╔══
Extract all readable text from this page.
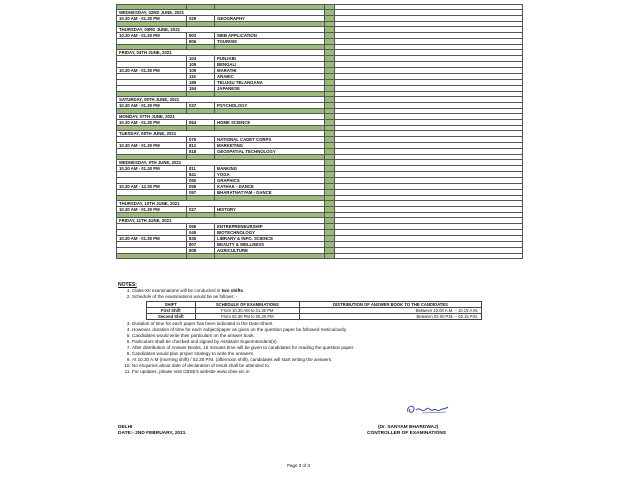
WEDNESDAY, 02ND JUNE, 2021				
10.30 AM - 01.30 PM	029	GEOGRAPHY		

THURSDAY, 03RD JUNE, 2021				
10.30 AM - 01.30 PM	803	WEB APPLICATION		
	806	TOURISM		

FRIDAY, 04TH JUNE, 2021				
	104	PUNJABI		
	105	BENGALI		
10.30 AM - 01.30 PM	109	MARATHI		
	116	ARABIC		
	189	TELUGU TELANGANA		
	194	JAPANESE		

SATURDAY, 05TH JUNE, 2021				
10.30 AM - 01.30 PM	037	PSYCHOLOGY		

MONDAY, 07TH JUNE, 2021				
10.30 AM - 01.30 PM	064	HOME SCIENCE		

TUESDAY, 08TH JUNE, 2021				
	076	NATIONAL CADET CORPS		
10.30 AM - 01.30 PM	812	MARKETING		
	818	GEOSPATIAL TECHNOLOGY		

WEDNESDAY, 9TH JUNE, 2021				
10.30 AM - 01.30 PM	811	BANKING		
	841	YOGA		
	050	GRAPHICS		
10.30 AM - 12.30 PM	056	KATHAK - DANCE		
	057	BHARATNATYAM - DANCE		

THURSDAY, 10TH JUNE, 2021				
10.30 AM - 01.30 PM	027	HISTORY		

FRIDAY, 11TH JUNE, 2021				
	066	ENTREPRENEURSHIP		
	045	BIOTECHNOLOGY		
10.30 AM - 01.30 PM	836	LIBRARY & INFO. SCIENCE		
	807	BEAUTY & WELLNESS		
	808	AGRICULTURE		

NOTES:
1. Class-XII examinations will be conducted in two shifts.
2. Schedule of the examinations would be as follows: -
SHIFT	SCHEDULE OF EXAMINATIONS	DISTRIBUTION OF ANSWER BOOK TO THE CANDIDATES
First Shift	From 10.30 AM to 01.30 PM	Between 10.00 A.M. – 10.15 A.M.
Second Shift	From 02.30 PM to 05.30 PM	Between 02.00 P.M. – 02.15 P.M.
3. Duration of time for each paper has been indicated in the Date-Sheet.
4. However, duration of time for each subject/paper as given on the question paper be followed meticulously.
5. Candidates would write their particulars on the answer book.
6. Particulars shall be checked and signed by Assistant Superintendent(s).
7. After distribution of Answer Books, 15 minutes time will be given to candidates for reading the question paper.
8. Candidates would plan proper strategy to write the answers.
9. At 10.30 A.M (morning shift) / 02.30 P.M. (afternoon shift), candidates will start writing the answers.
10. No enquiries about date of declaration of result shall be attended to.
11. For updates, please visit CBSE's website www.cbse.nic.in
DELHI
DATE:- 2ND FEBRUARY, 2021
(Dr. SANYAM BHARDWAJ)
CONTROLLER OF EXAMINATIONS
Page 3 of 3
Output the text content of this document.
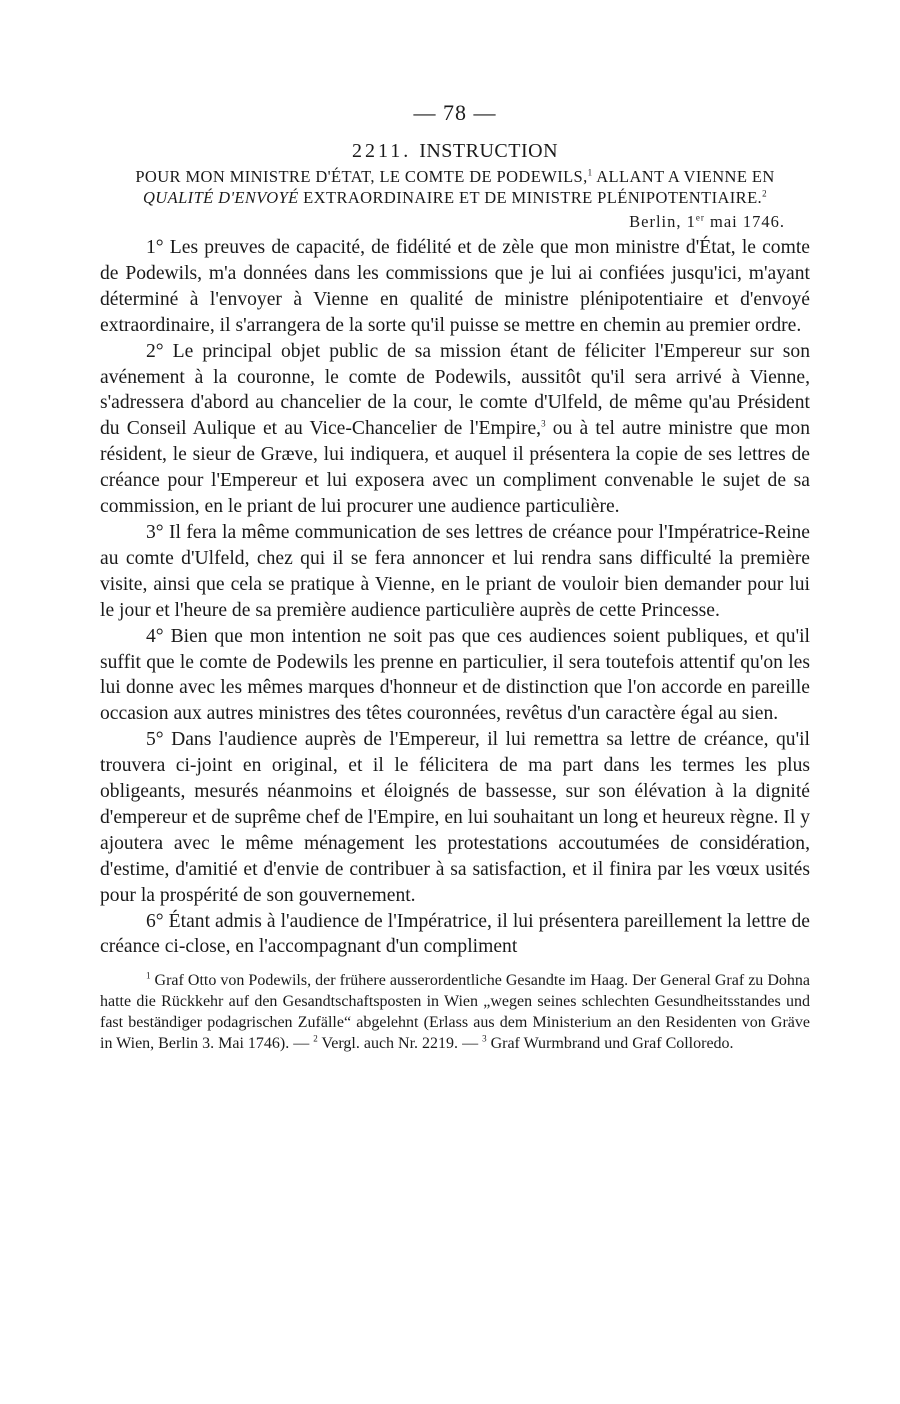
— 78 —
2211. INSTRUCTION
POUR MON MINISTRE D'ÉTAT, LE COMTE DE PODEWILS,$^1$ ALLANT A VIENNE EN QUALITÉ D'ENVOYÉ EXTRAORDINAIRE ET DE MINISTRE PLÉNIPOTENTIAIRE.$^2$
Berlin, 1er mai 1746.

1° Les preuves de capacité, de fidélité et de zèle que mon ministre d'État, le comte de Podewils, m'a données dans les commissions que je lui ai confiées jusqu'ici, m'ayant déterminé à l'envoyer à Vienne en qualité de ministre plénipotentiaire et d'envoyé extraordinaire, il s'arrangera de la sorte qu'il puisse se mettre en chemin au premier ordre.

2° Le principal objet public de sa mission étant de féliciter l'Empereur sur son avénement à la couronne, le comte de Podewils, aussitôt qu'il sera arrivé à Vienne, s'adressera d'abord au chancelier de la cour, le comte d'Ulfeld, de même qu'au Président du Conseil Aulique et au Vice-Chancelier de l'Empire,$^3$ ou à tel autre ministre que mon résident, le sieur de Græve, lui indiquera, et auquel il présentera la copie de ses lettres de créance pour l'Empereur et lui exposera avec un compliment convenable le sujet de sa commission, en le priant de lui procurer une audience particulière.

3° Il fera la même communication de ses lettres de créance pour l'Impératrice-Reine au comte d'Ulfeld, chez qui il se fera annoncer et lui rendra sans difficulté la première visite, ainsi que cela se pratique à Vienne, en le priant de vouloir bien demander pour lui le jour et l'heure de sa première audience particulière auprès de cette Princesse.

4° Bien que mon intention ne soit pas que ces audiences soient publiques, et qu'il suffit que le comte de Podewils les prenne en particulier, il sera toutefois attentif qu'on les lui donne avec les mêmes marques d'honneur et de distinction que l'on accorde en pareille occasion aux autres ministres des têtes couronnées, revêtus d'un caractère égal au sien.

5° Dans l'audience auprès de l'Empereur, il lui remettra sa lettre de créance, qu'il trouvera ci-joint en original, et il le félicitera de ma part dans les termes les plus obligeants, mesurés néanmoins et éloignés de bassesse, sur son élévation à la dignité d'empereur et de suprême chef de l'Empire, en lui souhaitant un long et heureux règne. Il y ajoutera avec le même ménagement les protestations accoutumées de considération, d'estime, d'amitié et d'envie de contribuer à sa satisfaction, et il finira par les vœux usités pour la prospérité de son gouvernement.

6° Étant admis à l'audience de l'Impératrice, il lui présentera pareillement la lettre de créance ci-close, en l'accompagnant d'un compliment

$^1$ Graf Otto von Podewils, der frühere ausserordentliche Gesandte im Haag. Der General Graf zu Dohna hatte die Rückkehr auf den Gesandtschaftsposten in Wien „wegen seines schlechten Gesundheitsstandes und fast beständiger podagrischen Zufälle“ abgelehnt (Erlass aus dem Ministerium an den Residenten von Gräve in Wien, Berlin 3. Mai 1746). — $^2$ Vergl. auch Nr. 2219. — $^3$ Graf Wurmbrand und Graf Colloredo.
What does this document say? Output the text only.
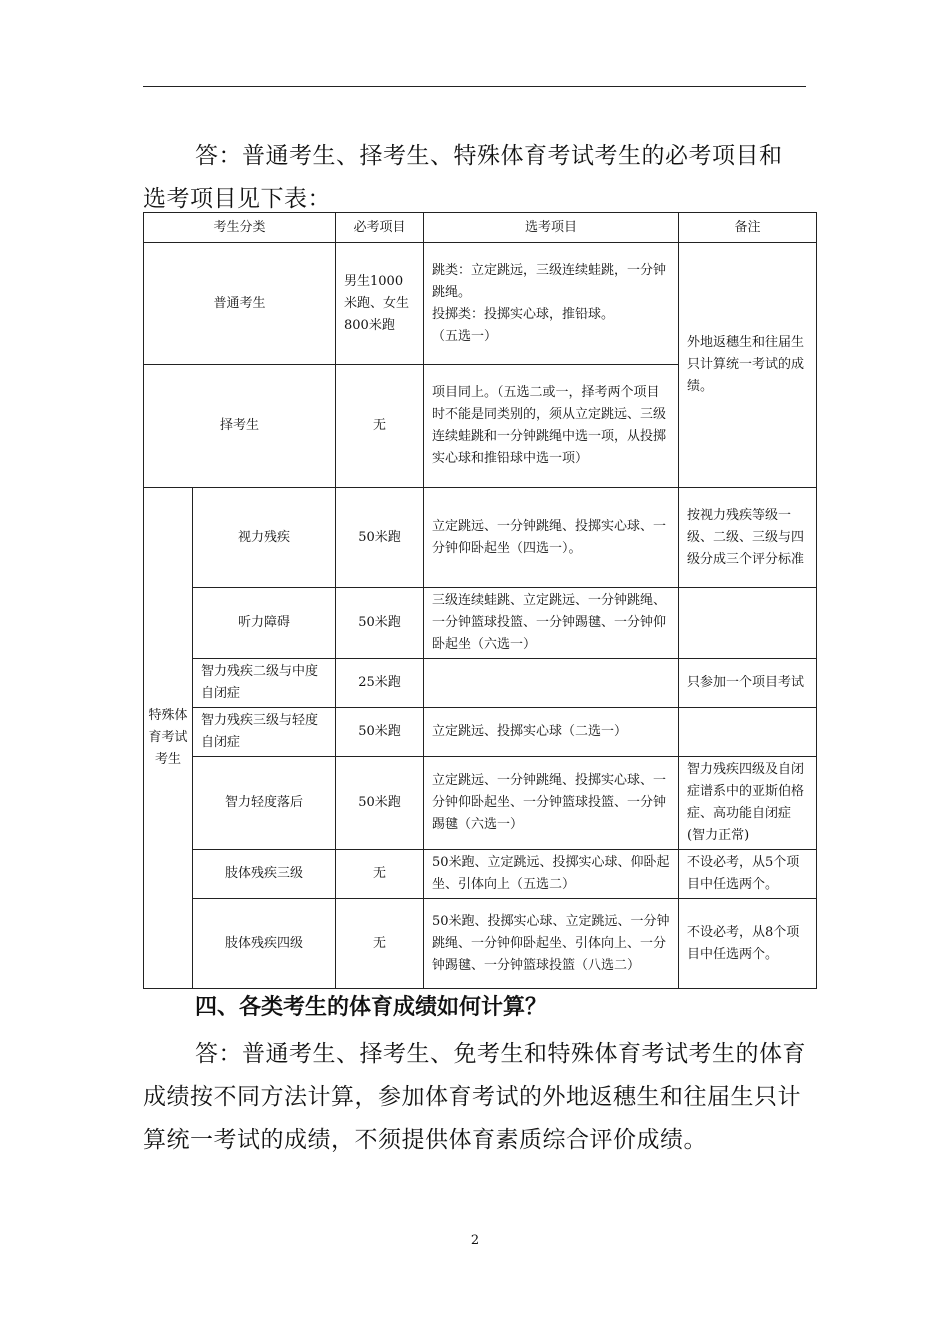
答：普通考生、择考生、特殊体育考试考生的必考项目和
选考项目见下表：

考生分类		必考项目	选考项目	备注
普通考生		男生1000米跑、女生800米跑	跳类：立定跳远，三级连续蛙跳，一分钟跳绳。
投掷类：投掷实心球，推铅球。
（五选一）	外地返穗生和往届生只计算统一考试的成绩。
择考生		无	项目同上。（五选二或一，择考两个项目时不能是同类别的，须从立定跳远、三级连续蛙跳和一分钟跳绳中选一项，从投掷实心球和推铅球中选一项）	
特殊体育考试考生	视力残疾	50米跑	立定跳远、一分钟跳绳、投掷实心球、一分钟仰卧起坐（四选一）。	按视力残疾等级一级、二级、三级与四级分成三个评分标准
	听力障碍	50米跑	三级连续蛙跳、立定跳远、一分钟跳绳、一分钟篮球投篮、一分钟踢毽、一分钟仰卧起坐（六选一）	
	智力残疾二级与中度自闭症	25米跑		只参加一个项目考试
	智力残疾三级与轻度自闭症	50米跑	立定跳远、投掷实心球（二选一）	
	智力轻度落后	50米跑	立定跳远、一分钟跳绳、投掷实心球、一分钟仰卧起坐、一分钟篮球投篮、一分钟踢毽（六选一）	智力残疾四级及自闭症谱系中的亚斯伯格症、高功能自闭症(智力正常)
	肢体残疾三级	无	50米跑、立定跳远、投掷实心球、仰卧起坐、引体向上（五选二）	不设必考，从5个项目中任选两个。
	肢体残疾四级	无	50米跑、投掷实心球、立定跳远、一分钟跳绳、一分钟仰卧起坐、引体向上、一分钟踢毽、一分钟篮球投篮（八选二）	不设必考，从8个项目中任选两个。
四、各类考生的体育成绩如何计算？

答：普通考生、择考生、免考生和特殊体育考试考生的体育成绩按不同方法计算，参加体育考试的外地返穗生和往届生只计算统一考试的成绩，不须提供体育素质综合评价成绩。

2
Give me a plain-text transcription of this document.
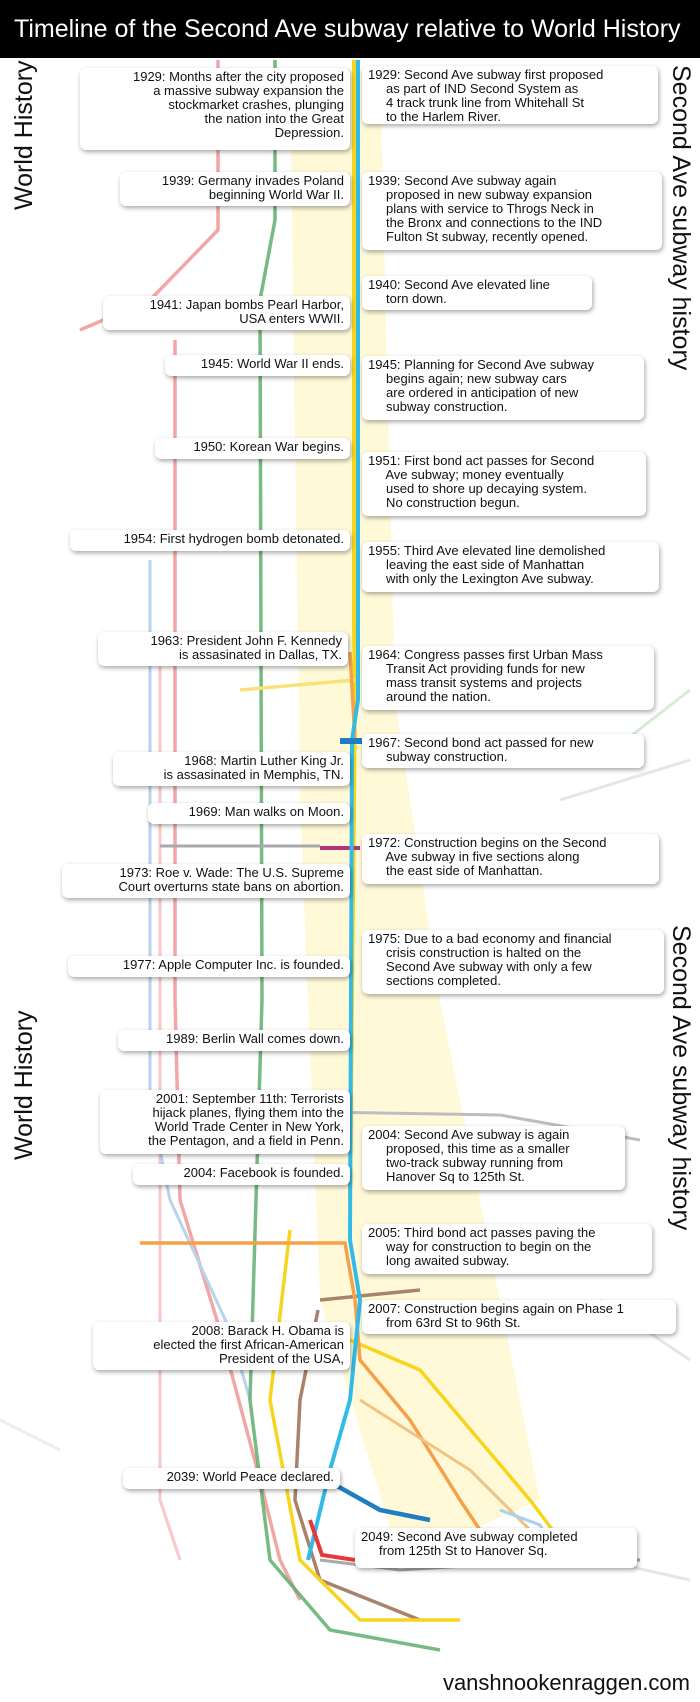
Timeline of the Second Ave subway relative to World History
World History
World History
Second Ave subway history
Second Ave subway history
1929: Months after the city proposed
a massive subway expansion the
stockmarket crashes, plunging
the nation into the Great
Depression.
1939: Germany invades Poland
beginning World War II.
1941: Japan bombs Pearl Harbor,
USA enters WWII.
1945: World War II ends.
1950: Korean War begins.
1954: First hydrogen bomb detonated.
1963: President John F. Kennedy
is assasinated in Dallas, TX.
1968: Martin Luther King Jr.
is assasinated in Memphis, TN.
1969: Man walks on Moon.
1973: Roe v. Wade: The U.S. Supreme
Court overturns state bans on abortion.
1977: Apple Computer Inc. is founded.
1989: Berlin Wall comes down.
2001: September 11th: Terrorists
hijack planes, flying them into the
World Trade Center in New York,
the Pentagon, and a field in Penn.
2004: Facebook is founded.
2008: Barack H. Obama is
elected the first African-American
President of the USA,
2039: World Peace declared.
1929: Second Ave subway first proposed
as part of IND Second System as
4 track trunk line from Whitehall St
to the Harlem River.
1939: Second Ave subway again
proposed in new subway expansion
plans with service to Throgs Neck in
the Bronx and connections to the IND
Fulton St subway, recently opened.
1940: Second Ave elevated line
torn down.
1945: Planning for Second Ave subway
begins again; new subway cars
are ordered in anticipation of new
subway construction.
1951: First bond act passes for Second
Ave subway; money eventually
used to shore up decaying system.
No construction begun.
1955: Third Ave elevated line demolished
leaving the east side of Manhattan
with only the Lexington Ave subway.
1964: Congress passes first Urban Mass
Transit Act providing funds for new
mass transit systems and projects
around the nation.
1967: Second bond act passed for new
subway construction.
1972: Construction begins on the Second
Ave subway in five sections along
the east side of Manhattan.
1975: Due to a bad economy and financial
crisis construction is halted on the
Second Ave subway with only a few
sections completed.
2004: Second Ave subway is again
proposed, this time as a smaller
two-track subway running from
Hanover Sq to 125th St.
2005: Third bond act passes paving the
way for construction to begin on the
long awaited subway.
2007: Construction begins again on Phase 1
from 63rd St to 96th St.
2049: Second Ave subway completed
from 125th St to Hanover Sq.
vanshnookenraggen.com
╚══
State only the count of lines above that hold the string "THURSDAY".

» **ANSWER TO THE PROBLEM**:
2